┌─ TASK INPUT

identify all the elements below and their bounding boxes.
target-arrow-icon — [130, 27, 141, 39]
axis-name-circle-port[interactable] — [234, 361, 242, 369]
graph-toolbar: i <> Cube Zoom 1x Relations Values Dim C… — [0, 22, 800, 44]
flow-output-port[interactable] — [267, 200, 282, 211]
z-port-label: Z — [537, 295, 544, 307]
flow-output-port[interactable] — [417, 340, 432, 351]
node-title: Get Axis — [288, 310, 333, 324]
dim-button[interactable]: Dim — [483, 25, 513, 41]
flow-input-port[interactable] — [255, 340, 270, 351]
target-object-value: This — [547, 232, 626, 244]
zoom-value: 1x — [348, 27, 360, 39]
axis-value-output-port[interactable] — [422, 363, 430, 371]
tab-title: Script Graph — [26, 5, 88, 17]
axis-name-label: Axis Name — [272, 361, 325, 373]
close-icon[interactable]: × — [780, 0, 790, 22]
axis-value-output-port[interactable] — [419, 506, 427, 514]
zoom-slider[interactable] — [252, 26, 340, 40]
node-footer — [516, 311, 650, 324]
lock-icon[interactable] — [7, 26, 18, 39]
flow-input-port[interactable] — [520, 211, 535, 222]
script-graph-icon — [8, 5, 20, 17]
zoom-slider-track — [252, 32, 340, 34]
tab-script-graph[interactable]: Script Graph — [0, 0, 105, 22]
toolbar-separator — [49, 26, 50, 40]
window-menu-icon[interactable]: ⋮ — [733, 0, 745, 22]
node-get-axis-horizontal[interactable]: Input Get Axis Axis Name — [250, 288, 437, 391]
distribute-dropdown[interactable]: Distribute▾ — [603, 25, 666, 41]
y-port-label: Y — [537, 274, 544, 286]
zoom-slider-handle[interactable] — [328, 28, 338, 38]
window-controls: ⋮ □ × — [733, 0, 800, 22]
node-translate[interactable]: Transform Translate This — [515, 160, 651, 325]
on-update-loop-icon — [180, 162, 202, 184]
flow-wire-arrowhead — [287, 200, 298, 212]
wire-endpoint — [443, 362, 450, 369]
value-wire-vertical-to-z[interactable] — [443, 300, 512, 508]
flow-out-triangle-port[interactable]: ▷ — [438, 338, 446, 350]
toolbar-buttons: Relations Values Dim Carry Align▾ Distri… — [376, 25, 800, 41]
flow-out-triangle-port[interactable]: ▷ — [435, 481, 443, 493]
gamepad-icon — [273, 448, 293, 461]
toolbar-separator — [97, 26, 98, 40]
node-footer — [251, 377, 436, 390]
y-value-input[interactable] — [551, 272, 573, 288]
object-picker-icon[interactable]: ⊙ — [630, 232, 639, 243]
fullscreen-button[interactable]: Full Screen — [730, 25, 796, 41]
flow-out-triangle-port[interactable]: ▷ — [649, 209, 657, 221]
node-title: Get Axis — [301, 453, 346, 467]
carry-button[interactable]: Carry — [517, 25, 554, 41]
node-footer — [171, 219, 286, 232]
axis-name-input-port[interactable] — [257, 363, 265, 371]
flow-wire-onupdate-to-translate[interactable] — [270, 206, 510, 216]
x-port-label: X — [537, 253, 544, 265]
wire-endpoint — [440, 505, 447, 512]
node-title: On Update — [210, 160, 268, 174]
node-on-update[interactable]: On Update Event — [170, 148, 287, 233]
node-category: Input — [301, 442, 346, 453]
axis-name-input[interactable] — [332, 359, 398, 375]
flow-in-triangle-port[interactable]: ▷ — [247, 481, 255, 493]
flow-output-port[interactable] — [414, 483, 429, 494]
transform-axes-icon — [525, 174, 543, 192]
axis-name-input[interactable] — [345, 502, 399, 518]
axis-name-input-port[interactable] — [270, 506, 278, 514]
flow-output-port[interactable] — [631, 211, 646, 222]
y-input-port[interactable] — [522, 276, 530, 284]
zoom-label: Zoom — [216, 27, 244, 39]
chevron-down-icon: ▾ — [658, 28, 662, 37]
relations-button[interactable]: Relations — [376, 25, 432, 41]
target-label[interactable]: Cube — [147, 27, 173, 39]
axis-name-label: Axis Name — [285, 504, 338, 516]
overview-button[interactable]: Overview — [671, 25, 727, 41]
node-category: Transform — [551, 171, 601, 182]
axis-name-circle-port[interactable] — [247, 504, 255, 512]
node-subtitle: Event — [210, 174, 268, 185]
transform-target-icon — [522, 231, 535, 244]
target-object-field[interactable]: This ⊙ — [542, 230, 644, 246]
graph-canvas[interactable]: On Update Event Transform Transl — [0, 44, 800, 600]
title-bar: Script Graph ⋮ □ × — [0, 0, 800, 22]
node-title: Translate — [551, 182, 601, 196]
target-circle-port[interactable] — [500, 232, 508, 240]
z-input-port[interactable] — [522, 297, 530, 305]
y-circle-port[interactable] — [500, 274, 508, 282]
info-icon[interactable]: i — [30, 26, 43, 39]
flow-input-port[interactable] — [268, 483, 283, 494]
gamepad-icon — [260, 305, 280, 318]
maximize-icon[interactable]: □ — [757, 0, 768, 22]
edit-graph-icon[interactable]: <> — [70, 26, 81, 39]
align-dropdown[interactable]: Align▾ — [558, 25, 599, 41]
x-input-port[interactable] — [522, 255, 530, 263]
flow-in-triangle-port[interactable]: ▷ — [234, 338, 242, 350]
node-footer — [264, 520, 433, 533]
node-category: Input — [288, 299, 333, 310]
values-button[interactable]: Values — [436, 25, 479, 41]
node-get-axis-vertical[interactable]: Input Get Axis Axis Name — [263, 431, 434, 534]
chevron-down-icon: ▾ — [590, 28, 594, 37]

└─

* **EXERCISE GOAL**:
Pick out every line in the entries above that contains the string "circle", matching case exactly, and copy each one in full.

* **THE RESULT**:
axis-name-circle-port[interactable] — [234, 361, 242, 369]
axis-name-circle-port[interactable] — [247, 504, 255, 512]
target-circle-port[interactable] — [500, 232, 508, 240]
y-circle-port[interactable] — [500, 274, 508, 282]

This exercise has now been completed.